> _What is asked_: Print every entry, word for word, and skip the images.

=======

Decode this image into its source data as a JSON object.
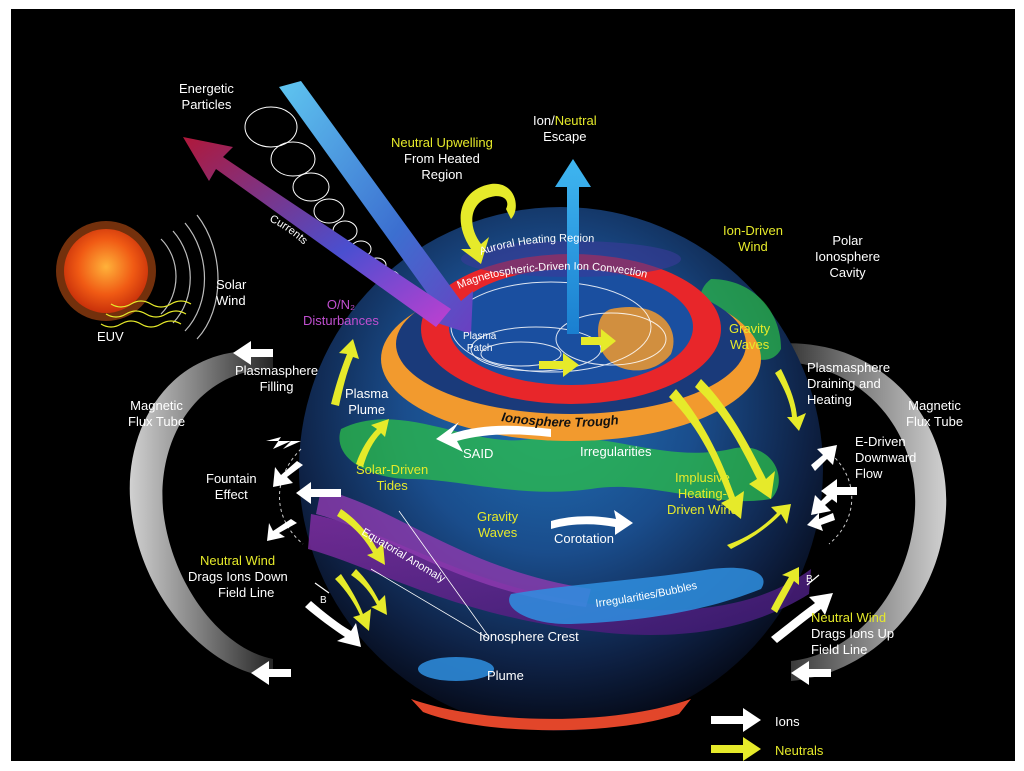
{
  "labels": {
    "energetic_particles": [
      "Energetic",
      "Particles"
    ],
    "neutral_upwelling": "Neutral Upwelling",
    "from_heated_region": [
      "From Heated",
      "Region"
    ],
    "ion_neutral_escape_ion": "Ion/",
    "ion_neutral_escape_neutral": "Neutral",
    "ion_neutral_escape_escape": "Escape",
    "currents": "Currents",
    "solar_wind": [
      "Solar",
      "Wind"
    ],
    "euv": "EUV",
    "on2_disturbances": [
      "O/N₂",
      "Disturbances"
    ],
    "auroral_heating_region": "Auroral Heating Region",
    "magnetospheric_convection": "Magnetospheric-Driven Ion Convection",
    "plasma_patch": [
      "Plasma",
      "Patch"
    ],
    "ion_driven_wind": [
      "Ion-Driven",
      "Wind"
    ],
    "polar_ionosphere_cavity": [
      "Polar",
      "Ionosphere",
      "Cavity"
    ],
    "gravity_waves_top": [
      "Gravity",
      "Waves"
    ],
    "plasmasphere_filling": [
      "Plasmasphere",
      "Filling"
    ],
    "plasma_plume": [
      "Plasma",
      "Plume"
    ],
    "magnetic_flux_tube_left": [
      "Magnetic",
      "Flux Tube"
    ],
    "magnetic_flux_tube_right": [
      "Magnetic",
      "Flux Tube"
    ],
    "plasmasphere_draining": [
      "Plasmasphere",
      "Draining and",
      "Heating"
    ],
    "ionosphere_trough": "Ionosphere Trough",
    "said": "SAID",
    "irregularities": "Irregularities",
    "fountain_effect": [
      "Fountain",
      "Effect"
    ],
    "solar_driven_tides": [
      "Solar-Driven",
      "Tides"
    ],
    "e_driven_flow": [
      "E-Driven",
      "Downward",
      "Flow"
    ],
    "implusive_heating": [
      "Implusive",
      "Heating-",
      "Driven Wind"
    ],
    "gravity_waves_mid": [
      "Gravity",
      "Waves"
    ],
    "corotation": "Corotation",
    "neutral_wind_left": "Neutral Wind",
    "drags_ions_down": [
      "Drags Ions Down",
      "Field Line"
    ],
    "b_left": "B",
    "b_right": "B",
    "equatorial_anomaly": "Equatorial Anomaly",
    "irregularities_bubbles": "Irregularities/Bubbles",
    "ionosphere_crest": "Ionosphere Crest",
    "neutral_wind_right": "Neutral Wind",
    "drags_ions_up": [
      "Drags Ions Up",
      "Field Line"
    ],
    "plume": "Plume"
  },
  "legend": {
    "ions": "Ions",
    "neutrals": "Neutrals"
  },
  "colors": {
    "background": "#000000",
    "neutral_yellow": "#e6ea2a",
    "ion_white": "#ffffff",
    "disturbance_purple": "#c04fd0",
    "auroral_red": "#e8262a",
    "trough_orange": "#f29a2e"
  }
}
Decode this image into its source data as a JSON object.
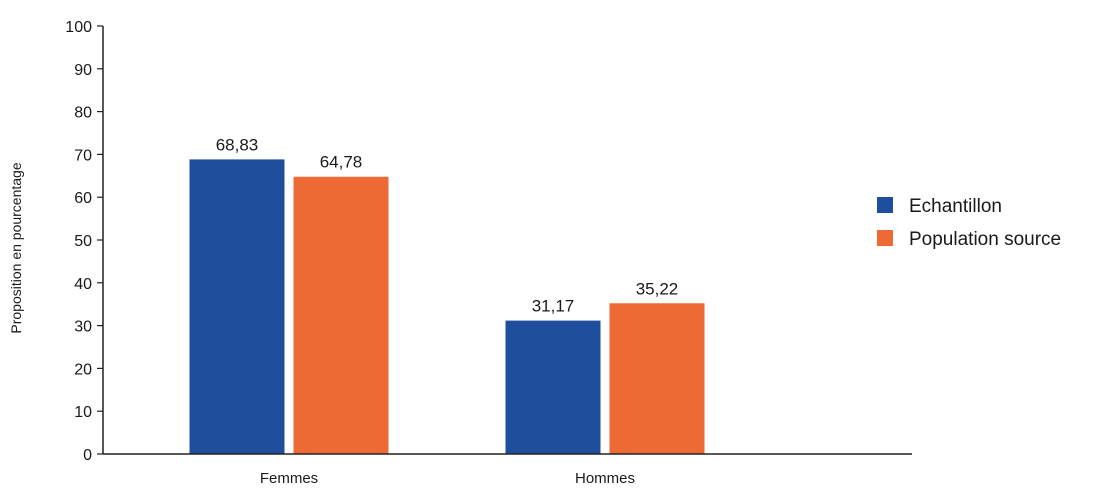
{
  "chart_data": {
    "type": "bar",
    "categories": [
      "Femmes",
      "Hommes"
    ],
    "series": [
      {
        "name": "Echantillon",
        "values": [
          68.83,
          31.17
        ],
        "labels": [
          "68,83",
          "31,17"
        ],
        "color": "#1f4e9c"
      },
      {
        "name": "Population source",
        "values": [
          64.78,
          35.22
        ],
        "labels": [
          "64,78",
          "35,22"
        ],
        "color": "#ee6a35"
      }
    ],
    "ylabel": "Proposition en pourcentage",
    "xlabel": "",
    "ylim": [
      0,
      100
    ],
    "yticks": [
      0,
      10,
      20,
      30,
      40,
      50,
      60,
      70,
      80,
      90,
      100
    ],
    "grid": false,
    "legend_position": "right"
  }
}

=======

> _The solution_:
Decode this image into its source data as a JSON object.
{
  "labels": {
    "energetic_particles": [
      "Energetic",
      "Particles"
    ],
    "neutral_upwelling": "Neutral Upwelling",
    "from_heated_region": [
      "From Heated",
      "Region"
    ],
    "ion_neutral_escape_ion": "Ion/",
    "ion_neutral_escape_neutral": "Neutral",
    "ion_neutral_escape_escape": "Escape",
    "currents": "Currents",
    "solar_wind": [
      "Solar",
      "Wind"
    ],
    "euv": "EUV",
    "on2_disturbances": [
      "O/N₂",
      "Disturbances"
    ],
    "auroral_heating_region": "Auroral Heating Region",
    "magnetospheric_convection": "Magnetospheric-Driven Ion Convection",
    "plasma_patch": [
      "Plasma",
      "Patch"
    ],
    "ion_driven_wind": [
      "Ion-Driven",
      "Wind"
    ],
    "polar_ionosphere_cavity": [
      "Polar",
      "Ionosphere",
      "Cavity"
    ],
    "gravity_waves_top": [
      "Gravity",
      "Waves"
    ],
    "plasmasphere_filling": [
      "Plasmasphere",
      "Filling"
    ],
    "plasma_plume": [
      "Plasma",
      "Plume"
    ],
    "magnetic_flux_tube_left": [
      "Magnetic",
      "Flux Tube"
    ],
    "magnetic_flux_tube_right": [
      "Magnetic",
      "Flux Tube"
    ],
    "plasmasphere_draining": [
      "Plasmasphere",
      "Draining and",
      "Heating"
    ],
    "ionosphere_trough": "Ionosphere Trough",
    "said": "SAID",
    "irregularities": "Irregularities",
    "fountain_effect": [
      "Fountain",
      "Effect"
    ],
    "solar_driven_tides": [
      "Solar-Driven",
      "Tides"
    ],
    "e_driven_flow": [
      "E-Driven",
      "Downward",
      "Flow"
    ],
    "implusive_heating": [
      "Implusive",
      "Heating-",
      "Driven Wind"
    ],
    "gravity_waves_mid": [
      "Gravity",
      "Waves"
    ],
    "corotation": "Corotation",
    "neutral_wind_left": "Neutral Wind",
    "drags_ions_down": [
      "Drags Ions Down",
      "Field Line"
    ],
    "b_left": "B",
    "b_right": "B",
    "equatorial_anomaly": "Equatorial Anomaly",
    "irregularities_bubbles": "Irregularities/Bubbles",
    "ionosphere_crest": "Ionosphere Crest",
    "neutral_wind_right": "Neutral Wind",
    "drags_ions_up": [
      "Drags Ions Up",
      "Field Line"
    ],
    "plume": "Plume"
  },
  "legend": {
    "ions": "Ions",
    "neutrals": "Neutrals"
  },
  "colors": {
    "background": "#000000",
    "neutral_yellow": "#e6ea2a",
    "ion_white": "#ffffff",
    "disturbance_purple": "#c04fd0",
    "auroral_red": "#e8262a",
    "trough_orange": "#f29a2e"
  }
}
Decode this image into its source data as a JSON object.
{
  "chart_data": {
    "type": "bar",
    "categories": [
      "Femmes",
      "Hommes"
    ],
    "series": [
      {
        "name": "Echantillon",
        "values": [
          68.83,
          31.17
        ],
        "labels": [
          "68,83",
          "31,17"
        ],
        "color": "#1f4e9c"
      },
      {
        "name": "Population source",
        "values": [
          64.78,
          35.22
        ],
        "labels": [
          "64,78",
          "35,22"
        ],
        "color": "#ee6a35"
      }
    ],
    "ylabel": "Proposition en pourcentage",
    "xlabel": "",
    "ylim": [
      0,
      100
    ],
    "yticks": [
      0,
      10,
      20,
      30,
      40,
      50,
      60,
      70,
      80,
      90,
      100
    ],
    "grid": false,
    "legend_position": "right"
  }
}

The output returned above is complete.